YOUR INSTRUCTIONS ▸ Please repeat all of the lines that follow, exactly as written.

STORED DATA ▸
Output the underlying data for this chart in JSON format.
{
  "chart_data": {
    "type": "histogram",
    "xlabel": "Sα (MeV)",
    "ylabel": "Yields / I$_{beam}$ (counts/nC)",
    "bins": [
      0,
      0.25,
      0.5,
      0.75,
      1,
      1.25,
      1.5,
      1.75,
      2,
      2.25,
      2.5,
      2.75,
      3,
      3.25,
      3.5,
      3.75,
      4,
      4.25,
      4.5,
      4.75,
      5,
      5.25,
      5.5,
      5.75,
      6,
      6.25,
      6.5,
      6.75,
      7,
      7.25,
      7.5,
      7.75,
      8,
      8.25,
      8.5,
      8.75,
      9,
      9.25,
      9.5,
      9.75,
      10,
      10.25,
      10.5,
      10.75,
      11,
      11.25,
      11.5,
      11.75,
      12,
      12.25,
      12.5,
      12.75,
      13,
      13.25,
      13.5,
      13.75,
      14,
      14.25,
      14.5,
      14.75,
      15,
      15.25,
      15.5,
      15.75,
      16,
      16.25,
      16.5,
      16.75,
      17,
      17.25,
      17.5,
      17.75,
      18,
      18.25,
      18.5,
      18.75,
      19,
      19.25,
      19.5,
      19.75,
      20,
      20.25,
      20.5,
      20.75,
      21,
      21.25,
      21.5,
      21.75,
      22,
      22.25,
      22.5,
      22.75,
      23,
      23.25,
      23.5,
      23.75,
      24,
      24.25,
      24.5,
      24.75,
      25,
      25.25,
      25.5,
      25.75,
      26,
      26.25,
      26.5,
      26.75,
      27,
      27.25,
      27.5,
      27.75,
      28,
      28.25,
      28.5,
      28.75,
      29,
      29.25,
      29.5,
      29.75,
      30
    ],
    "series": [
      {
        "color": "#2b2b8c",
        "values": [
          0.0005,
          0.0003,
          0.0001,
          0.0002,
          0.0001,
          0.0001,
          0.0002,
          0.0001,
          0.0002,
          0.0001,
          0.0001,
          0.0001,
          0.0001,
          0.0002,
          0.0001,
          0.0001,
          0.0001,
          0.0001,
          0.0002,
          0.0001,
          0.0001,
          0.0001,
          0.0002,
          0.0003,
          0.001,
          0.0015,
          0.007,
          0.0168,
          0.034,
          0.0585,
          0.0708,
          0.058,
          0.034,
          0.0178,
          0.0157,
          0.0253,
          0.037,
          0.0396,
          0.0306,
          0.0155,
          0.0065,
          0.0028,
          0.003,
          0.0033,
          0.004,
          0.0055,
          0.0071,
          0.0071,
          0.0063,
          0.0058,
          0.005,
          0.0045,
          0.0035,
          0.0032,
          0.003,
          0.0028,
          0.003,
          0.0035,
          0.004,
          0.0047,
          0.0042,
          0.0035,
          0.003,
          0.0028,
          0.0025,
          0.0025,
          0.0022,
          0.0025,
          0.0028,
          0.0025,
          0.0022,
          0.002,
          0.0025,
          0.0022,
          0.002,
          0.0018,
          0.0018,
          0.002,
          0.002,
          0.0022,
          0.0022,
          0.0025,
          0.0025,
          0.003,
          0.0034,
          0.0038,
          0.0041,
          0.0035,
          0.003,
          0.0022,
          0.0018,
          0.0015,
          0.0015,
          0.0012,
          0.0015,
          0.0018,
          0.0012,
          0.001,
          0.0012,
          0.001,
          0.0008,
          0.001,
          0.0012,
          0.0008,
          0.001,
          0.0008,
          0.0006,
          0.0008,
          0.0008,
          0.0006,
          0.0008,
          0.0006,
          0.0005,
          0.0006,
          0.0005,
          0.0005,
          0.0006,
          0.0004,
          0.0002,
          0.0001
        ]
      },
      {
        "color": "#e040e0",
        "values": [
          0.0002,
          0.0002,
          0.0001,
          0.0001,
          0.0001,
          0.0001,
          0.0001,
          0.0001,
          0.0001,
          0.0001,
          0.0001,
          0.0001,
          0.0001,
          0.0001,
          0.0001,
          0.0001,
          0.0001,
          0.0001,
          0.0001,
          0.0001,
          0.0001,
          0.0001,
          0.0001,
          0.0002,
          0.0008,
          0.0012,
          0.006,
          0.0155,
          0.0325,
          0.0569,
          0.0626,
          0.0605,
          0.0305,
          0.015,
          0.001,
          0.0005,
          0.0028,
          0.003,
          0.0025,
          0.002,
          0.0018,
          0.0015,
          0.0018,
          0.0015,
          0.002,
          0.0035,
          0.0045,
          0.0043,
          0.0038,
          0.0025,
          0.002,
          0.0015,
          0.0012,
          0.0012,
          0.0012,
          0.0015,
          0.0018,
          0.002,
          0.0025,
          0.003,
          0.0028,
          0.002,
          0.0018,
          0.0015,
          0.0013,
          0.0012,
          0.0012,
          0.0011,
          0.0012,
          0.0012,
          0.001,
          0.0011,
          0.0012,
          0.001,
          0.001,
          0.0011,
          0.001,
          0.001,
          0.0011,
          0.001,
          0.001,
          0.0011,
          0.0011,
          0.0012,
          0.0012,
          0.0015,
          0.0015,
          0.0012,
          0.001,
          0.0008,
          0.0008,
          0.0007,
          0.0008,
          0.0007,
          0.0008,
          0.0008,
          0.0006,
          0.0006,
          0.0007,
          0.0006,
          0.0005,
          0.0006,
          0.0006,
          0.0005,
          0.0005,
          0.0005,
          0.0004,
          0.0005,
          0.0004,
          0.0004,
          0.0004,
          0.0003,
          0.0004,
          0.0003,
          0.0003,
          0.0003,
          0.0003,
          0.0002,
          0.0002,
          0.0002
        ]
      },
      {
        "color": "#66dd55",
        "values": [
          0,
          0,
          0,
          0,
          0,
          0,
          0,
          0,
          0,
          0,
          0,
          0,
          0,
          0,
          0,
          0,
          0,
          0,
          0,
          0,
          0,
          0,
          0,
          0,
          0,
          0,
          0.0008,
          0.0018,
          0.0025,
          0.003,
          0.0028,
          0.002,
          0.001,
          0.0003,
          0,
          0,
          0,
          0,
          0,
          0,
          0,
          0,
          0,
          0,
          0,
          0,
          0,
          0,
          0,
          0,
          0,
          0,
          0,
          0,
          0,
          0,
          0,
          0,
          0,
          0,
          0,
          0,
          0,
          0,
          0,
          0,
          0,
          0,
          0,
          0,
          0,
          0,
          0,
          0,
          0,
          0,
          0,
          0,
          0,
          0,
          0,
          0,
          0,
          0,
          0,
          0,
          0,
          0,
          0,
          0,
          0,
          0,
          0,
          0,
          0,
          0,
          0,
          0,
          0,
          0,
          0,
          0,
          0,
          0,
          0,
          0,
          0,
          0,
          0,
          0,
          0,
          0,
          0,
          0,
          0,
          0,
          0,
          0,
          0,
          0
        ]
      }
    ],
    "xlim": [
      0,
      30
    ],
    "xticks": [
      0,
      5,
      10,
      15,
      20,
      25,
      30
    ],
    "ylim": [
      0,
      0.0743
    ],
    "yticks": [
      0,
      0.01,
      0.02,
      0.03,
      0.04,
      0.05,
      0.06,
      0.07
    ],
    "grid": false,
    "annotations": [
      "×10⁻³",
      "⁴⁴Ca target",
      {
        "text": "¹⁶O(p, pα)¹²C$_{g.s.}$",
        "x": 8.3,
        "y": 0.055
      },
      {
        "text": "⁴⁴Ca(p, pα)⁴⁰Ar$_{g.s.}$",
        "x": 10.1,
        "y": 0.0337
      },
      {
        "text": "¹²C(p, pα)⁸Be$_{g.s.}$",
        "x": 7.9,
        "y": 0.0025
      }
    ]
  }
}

ANSWER TO THE PROBLEM ▸
Output the underlying data for this chart in JSON format.
{
  "chart_data": {
    "type": "histogram",
    "xlabel": "Sα (MeV)",
    "ylabel": "Yields / I$_{beam}$ (counts/nC)",
    "bins": [
      0,
      0.25,
      0.5,
      0.75,
      1,
      1.25,
      1.5,
      1.75,
      2,
      2.25,
      2.5,
      2.75,
      3,
      3.25,
      3.5,
      3.75,
      4,
      4.25,
      4.5,
      4.75,
      5,
      5.25,
      5.5,
      5.75,
      6,
      6.25,
      6.5,
      6.75,
      7,
      7.25,
      7.5,
      7.75,
      8,
      8.25,
      8.5,
      8.75,
      9,
      9.25,
      9.5,
      9.75,
      10,
      10.25,
      10.5,
      10.75,
      11,
      11.25,
      11.5,
      11.75,
      12,
      12.25,
      12.5,
      12.75,
      13,
      13.25,
      13.5,
      13.75,
      14,
      14.25,
      14.5,
      14.75,
      15,
      15.25,
      15.5,
      15.75,
      16,
      16.25,
      16.5,
      16.75,
      17,
      17.25,
      17.5,
      17.75,
      18,
      18.25,
      18.5,
      18.75,
      19,
      19.25,
      19.5,
      19.75,
      20,
      20.25,
      20.5,
      20.75,
      21,
      21.25,
      21.5,
      21.75,
      22,
      22.25,
      22.5,
      22.75,
      23,
      23.25,
      23.5,
      23.75,
      24,
      24.25,
      24.5,
      24.75,
      25,
      25.25,
      25.5,
      25.75,
      26,
      26.25,
      26.5,
      26.75,
      27,
      27.25,
      27.5,
      27.75,
      28,
      28.25,
      28.5,
      28.75,
      29,
      29.25,
      29.5,
      29.75,
      30
    ],
    "series": [
      {
        "color": "#2b2b8c",
        "values": [
          0.0005,
          0.0003,
          0.0001,
          0.0002,
          0.0001,
          0.0001,
          0.0002,
          0.0001,
          0.0002,
          0.0001,
          0.0001,
          0.0001,
          0.0001,
          0.0002,
          0.0001,
          0.0001,
          0.0001,
          0.0001,
          0.0002,
          0.0001,
          0.0001,
          0.0001,
          0.0002,
          0.0003,
          0.001,
          0.0015,
          0.007,
          0.0168,
          0.034,
          0.0585,
          0.0708,
          0.058,
          0.034,
          0.0178,
          0.0157,
          0.0253,
          0.037,
          0.0396,
          0.0306,
          0.0155,
          0.0065,
          0.0028,
          0.003,
          0.0033,
          0.004,
          0.0055,
          0.0071,
          0.0071,
          0.0063,
          0.0058,
          0.005,
          0.0045,
          0.0035,
          0.0032,
          0.003,
          0.0028,
          0.003,
          0.0035,
          0.004,
          0.0047,
          0.0042,
          0.0035,
          0.003,
          0.0028,
          0.0025,
          0.0025,
          0.0022,
          0.0025,
          0.0028,
          0.0025,
          0.0022,
          0.002,
          0.0025,
          0.0022,
          0.002,
          0.0018,
          0.0018,
          0.002,
          0.002,
          0.0022,
          0.0022,
          0.0025,
          0.0025,
          0.003,
          0.0034,
          0.0038,
          0.0041,
          0.0035,
          0.003,
          0.0022,
          0.0018,
          0.0015,
          0.0015,
          0.0012,
          0.0015,
          0.0018,
          0.0012,
          0.001,
          0.0012,
          0.001,
          0.0008,
          0.001,
          0.0012,
          0.0008,
          0.001,
          0.0008,
          0.0006,
          0.0008,
          0.0008,
          0.0006,
          0.0008,
          0.0006,
          0.0005,
          0.0006,
          0.0005,
          0.0005,
          0.0006,
          0.0004,
          0.0002,
          0.0001
        ]
      },
      {
        "color": "#e040e0",
        "values": [
          0.0002,
          0.0002,
          0.0001,
          0.0001,
          0.0001,
          0.0001,
          0.0001,
          0.0001,
          0.0001,
          0.0001,
          0.0001,
          0.0001,
          0.0001,
          0.0001,
          0.0001,
          0.0001,
          0.0001,
          0.0001,
          0.0001,
          0.0001,
          0.0001,
          0.0001,
          0.0001,
          0.0002,
          0.0008,
          0.0012,
          0.006,
          0.0155,
          0.0325,
          0.0569,
          0.0626,
          0.0605,
          0.0305,
          0.015,
          0.001,
          0.0005,
          0.0028,
          0.003,
          0.0025,
          0.002,
          0.0018,
          0.0015,
          0.0018,
          0.0015,
          0.002,
          0.0035,
          0.0045,
          0.0043,
          0.0038,
          0.0025,
          0.002,
          0.0015,
          0.0012,
          0.0012,
          0.0012,
          0.0015,
          0.0018,
          0.002,
          0.0025,
          0.003,
          0.0028,
          0.002,
          0.0018,
          0.0015,
          0.0013,
          0.0012,
          0.0012,
          0.0011,
          0.0012,
          0.0012,
          0.001,
          0.0011,
          0.0012,
          0.001,
          0.001,
          0.0011,
          0.001,
          0.001,
          0.0011,
          0.001,
          0.001,
          0.0011,
          0.0011,
          0.0012,
          0.0012,
          0.0015,
          0.0015,
          0.0012,
          0.001,
          0.0008,
          0.0008,
          0.0007,
          0.0008,
          0.0007,
          0.0008,
          0.0008,
          0.0006,
          0.0006,
          0.0007,
          0.0006,
          0.0005,
          0.0006,
          0.0006,
          0.0005,
          0.0005,
          0.0005,
          0.0004,
          0.0005,
          0.0004,
          0.0004,
          0.0004,
          0.0003,
          0.0004,
          0.0003,
          0.0003,
          0.0003,
          0.0003,
          0.0002,
          0.0002,
          0.0002
        ]
      },
      {
        "color": "#66dd55",
        "values": [
          0,
          0,
          0,
          0,
          0,
          0,
          0,
          0,
          0,
          0,
          0,
          0,
          0,
          0,
          0,
          0,
          0,
          0,
          0,
          0,
          0,
          0,
          0,
          0,
          0,
          0,
          0.0008,
          0.0018,
          0.0025,
          0.003,
          0.0028,
          0.002,
          0.001,
          0.0003,
          0,
          0,
          0,
          0,
          0,
          0,
          0,
          0,
          0,
          0,
          0,
          0,
          0,
          0,
          0,
          0,
          0,
          0,
          0,
          0,
          0,
          0,
          0,
          0,
          0,
          0,
          0,
          0,
          0,
          0,
          0,
          0,
          0,
          0,
          0,
          0,
          0,
          0,
          0,
          0,
          0,
          0,
          0,
          0,
          0,
          0,
          0,
          0,
          0,
          0,
          0,
          0,
          0,
          0,
          0,
          0,
          0,
          0,
          0,
          0,
          0,
          0,
          0,
          0,
          0,
          0,
          0,
          0,
          0,
          0,
          0,
          0,
          0,
          0,
          0,
          0,
          0,
          0,
          0,
          0,
          0,
          0,
          0,
          0,
          0,
          0
        ]
      }
    ],
    "xlim": [
      0,
      30
    ],
    "xticks": [
      0,
      5,
      10,
      15,
      20,
      25,
      30
    ],
    "ylim": [
      0,
      0.0743
    ],
    "yticks": [
      0,
      0.01,
      0.02,
      0.03,
      0.04,
      0.05,
      0.06,
      0.07
    ],
    "grid": false,
    "annotations": [
      "×10⁻³",
      "⁴⁴Ca target",
      {
        "text": "¹⁶O(p, pα)¹²C$_{g.s.}$",
        "x": 8.3,
        "y": 0.055
      },
      {
        "text": "⁴⁴Ca(p, pα)⁴⁰Ar$_{g.s.}$",
        "x": 10.1,
        "y": 0.0337
      },
      {
        "text": "¹²C(p, pα)⁸Be$_{g.s.}$",
        "x": 7.9,
        "y": 0.0025
      }
    ]
  }
}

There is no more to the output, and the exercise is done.